··· DATA EXCERPTS ···

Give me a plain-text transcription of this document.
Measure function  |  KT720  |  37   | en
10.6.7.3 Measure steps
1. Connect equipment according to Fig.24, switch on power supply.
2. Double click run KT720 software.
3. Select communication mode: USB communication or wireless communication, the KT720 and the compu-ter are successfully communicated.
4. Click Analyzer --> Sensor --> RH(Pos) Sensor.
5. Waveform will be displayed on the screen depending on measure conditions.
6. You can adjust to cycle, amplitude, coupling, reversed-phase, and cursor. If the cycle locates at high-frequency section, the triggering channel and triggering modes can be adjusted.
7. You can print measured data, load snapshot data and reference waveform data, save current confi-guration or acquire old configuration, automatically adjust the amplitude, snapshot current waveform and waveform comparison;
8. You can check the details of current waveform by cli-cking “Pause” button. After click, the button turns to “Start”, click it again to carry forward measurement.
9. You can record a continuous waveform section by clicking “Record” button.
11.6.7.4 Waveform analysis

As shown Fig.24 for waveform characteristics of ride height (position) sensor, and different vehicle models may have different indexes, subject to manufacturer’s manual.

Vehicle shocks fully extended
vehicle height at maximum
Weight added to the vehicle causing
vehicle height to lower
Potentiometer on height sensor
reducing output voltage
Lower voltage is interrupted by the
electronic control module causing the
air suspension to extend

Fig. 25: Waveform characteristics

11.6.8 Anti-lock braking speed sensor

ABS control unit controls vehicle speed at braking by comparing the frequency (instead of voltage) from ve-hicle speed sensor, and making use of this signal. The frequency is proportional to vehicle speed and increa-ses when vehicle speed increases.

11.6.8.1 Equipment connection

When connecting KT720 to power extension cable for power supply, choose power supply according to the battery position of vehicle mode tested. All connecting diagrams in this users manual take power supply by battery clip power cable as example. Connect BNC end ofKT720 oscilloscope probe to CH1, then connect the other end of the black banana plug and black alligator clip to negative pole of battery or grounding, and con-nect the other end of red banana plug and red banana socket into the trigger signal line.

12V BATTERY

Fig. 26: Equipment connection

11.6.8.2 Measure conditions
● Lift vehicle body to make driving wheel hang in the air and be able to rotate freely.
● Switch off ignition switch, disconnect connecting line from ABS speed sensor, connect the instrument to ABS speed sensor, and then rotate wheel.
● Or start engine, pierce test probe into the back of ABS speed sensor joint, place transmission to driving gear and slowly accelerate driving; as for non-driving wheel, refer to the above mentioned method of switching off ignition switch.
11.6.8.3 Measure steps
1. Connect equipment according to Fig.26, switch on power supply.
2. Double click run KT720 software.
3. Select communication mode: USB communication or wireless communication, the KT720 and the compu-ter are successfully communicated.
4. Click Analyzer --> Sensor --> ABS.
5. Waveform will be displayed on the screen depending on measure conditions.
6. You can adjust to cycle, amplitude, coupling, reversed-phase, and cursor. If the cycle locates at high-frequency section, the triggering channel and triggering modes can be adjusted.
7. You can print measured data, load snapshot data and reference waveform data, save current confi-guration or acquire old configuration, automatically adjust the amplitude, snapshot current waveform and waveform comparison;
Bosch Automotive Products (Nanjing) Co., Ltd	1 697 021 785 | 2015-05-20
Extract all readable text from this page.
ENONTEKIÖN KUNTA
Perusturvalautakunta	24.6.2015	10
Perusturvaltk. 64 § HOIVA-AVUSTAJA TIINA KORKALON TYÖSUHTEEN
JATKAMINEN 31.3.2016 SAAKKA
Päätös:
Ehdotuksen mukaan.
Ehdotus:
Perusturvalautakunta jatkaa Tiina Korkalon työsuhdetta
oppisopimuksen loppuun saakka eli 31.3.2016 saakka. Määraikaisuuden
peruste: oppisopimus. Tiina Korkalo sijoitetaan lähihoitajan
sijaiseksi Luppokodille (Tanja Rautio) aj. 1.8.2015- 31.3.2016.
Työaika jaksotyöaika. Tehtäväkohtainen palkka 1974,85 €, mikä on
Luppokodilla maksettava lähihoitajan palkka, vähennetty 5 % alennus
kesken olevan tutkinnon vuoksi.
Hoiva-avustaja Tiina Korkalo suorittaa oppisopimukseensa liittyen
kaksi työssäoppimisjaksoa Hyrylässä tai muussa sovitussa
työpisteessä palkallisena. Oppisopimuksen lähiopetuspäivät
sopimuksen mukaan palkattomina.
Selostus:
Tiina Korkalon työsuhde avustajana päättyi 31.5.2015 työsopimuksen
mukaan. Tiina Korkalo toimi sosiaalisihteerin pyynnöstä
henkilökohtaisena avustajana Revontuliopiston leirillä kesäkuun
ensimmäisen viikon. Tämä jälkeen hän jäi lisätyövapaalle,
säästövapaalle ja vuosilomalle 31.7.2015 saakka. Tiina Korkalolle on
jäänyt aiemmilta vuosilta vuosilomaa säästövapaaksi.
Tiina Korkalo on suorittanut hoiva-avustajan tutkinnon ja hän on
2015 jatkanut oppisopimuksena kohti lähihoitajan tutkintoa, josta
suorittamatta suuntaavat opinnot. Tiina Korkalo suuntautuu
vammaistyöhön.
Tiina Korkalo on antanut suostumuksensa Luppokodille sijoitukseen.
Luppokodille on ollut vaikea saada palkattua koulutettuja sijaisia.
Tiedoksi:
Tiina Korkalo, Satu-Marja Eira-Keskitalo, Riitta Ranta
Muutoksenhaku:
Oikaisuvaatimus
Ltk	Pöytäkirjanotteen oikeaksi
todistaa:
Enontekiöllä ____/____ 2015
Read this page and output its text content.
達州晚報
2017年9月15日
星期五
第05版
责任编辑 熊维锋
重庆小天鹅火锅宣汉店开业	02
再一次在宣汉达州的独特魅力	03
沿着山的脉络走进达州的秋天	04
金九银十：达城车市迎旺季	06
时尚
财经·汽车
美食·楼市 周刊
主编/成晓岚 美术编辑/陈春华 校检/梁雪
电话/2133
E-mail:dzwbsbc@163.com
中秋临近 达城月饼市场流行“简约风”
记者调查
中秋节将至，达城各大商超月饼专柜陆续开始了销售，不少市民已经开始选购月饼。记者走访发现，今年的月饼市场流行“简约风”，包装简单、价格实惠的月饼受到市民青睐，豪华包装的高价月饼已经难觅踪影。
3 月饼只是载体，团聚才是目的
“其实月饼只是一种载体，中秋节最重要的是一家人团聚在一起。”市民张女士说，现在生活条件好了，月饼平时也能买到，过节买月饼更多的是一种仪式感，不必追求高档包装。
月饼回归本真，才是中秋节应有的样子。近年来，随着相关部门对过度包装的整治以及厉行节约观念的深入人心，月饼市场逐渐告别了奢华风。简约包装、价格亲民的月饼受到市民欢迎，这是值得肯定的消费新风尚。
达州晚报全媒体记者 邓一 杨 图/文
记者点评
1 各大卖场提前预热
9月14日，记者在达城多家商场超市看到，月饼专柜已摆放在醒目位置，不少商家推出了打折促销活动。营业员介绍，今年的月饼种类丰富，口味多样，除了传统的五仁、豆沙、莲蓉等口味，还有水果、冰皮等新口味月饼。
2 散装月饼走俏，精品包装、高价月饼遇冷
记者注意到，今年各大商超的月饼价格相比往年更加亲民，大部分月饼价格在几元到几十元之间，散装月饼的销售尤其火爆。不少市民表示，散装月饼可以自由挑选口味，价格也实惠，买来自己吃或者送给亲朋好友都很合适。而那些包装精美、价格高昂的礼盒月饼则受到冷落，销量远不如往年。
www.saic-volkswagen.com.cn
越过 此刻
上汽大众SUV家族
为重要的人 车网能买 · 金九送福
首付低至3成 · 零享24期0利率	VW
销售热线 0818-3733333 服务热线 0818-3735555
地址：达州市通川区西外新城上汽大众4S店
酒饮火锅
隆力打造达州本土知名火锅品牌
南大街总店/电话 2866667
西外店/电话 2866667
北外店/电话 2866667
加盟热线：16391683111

···

— TASK DIRECTIONS —
Give a word-for-word copy of the records.

— THE RESULT —
Give me a plain-text transcription of this document.
Measure function  |  KT720  |  37   | en
10.6.7.3 Measure steps
1. Connect equipment according to Fig.24, switch on power supply.
2. Double click run KT720 software.
3. Select communication mode: USB communication or wireless communication, the KT720 and the compu-ter are successfully communicated.
4. Click Analyzer --> Sensor --> RH(Pos) Sensor.
5. Waveform will be displayed on the screen depending on measure conditions.
6. You can adjust to cycle, amplitude, coupling, reversed-phase, and cursor. If the cycle locates at high-frequency section, the triggering channel and triggering modes can be adjusted.
7. You can print measured data, load snapshot data and reference waveform data, save current confi-guration or acquire old configuration, automatically adjust the amplitude, snapshot current waveform and waveform comparison;
8. You can check the details of current waveform by cli-cking “Pause” button. After click, the button turns to “Start”, click it again to carry forward measurement.
9. You can record a continuous waveform section by clicking “Record” button.
11.6.7.4 Waveform analysis

As shown Fig.24 for waveform characteristics of ride height (position) sensor, and different vehicle models may have different indexes, subject to manufacturer’s manual.

Vehicle shocks fully extended
vehicle height at maximum
Weight added to the vehicle causing
vehicle height to lower
Potentiometer on height sensor
reducing output voltage
Lower voltage is interrupted by the
electronic control module causing the
air suspension to extend

Fig. 25: Waveform characteristics

11.6.8 Anti-lock braking speed sensor

ABS control unit controls vehicle speed at braking by comparing the frequency (instead of voltage) from ve-hicle speed sensor, and making use of this signal. The frequency is proportional to vehicle speed and increa-ses when vehicle speed increases.

11.6.8.1 Equipment connection

When connecting KT720 to power extension cable for power supply, choose power supply according to the battery position of vehicle mode tested. All connecting diagrams in this users manual take power supply by battery clip power cable as example. Connect BNC end ofKT720 oscilloscope probe to CH1, then connect the other end of the black banana plug and black alligator clip to negative pole of battery or grounding, and con-nect the other end of red banana plug and red banana socket into the trigger signal line.

12V BATTERY

Fig. 26: Equipment connection

11.6.8.2 Measure conditions
● Lift vehicle body to make driving wheel hang in the air and be able to rotate freely.
● Switch off ignition switch, disconnect connecting line from ABS speed sensor, connect the instrument to ABS speed sensor, and then rotate wheel.
● Or start engine, pierce test probe into the back of ABS speed sensor joint, place transmission to driving gear and slowly accelerate driving; as for non-driving wheel, refer to the above mentioned method of switching off ignition switch.
11.6.8.3 Measure steps
1. Connect equipment according to Fig.26, switch on power supply.
2. Double click run KT720 software.
3. Select communication mode: USB communication or wireless communication, the KT720 and the compu-ter are successfully communicated.
4. Click Analyzer --> Sensor --> ABS.
5. Waveform will be displayed on the screen depending on measure conditions.
6. You can adjust to cycle, amplitude, coupling, reversed-phase, and cursor. If the cycle locates at high-frequency section, the triggering channel and triggering modes can be adjusted.
7. You can print measured data, load snapshot data and reference waveform data, save current confi-guration or acquire old configuration, automatically adjust the amplitude, snapshot current waveform and waveform comparison;
Bosch Automotive Products (Nanjing) Co., Ltd	1 697 021 785 | 2015-05-20
Extract all readable text from this page.
ENONTEKIÖN KUNTA
Perusturvalautakunta	24.6.2015	10
Perusturvaltk. 64 § HOIVA-AVUSTAJA TIINA KORKALON TYÖSUHTEEN
JATKAMINEN 31.3.2016 SAAKKA
Päätös:
Ehdotuksen mukaan.
Ehdotus:
Perusturvalautakunta jatkaa Tiina Korkalon työsuhdetta
oppisopimuksen loppuun saakka eli 31.3.2016 saakka. Määraikaisuuden
peruste: oppisopimus. Tiina Korkalo sijoitetaan lähihoitajan
sijaiseksi Luppokodille (Tanja Rautio) aj. 1.8.2015- 31.3.2016.
Työaika jaksotyöaika. Tehtäväkohtainen palkka 1974,85 €, mikä on
Luppokodilla maksettava lähihoitajan palkka, vähennetty 5 % alennus
kesken olevan tutkinnon vuoksi.
Hoiva-avustaja Tiina Korkalo suorittaa oppisopimukseensa liittyen
kaksi työssäoppimisjaksoa Hyrylässä tai muussa sovitussa
työpisteessä palkallisena. Oppisopimuksen lähiopetuspäivät
sopimuksen mukaan palkattomina.
Selostus:
Tiina Korkalon työsuhde avustajana päättyi 31.5.2015 työsopimuksen
mukaan. Tiina Korkalo toimi sosiaalisihteerin pyynnöstä
henkilökohtaisena avustajana Revontuliopiston leirillä kesäkuun
ensimmäisen viikon. Tämä jälkeen hän jäi lisätyövapaalle,
säästövapaalle ja vuosilomalle 31.7.2015 saakka. Tiina Korkalolle on
jäänyt aiemmilta vuosilta vuosilomaa säästövapaaksi.
Tiina Korkalo on suorittanut hoiva-avustajan tutkinnon ja hän on
2015 jatkanut oppisopimuksena kohti lähihoitajan tutkintoa, josta
suorittamatta suuntaavat opinnot. Tiina Korkalo suuntautuu
vammaistyöhön.
Tiina Korkalo on antanut suostumuksensa Luppokodille sijoitukseen.
Luppokodille on ollut vaikea saada palkattua koulutettuja sijaisia.
Tiedoksi:
Tiina Korkalo, Satu-Marja Eira-Keskitalo, Riitta Ranta
Muutoksenhaku:
Oikaisuvaatimus
Ltk	Pöytäkirjanotteen oikeaksi
todistaa:
Enontekiöllä ____/____ 2015
Read this page and output its text content.
達州晚報
2017年9月15日
星期五
第05版
责任编辑 熊维锋
重庆小天鹅火锅宣汉店开业	02
再一次在宣汉达州的独特魅力	03
沿着山的脉络走进达州的秋天	04
金九银十：达城车市迎旺季	06
时尚
财经·汽车
美食·楼市 周刊
主编/成晓岚 美术编辑/陈春华 校检/梁雪
电话/2133
E-mail:dzwbsbc@163.com
中秋临近 达城月饼市场流行“简约风”
记者调查
中秋节将至，达城各大商超月饼专柜陆续开始了销售，不少市民已经开始选购月饼。记者走访发现，今年的月饼市场流行“简约风”，包装简单、价格实惠的月饼受到市民青睐，豪华包装的高价月饼已经难觅踪影。
3 月饼只是载体，团聚才是目的
“其实月饼只是一种载体，中秋节最重要的是一家人团聚在一起。”市民张女士说，现在生活条件好了，月饼平时也能买到，过节买月饼更多的是一种仪式感，不必追求高档包装。
月饼回归本真，才是中秋节应有的样子。近年来，随着相关部门对过度包装的整治以及厉行节约观念的深入人心，月饼市场逐渐告别了奢华风。简约包装、价格亲民的月饼受到市民欢迎，这是值得肯定的消费新风尚。
达州晚报全媒体记者 邓一 杨 图/文
记者点评
1 各大卖场提前预热
9月14日，记者在达城多家商场超市看到，月饼专柜已摆放在醒目位置，不少商家推出了打折促销活动。营业员介绍，今年的月饼种类丰富，口味多样，除了传统的五仁、豆沙、莲蓉等口味，还有水果、冰皮等新口味月饼。
2 散装月饼走俏，精品包装、高价月饼遇冷
记者注意到，今年各大商超的月饼价格相比往年更加亲民，大部分月饼价格在几元到几十元之间，散装月饼的销售尤其火爆。不少市民表示，散装月饼可以自由挑选口味，价格也实惠，买来自己吃或者送给亲朋好友都很合适。而那些包装精美、价格高昂的礼盒月饼则受到冷落，销量远不如往年。
www.saic-volkswagen.com.cn
越过 此刻
上汽大众SUV家族
为重要的人 车网能买 · 金九送福
首付低至3成 · 零享24期0利率	VW
销售热线 0818-3733333 服务热线 0818-3735555
地址：达州市通川区西外新城上汽大众4S店
酒饮火锅
隆力打造达州本土知名火锅品牌
南大街总店/电话 2866667
西外店/电话 2866667
北外店/电话 2866667
加盟热线：16391683111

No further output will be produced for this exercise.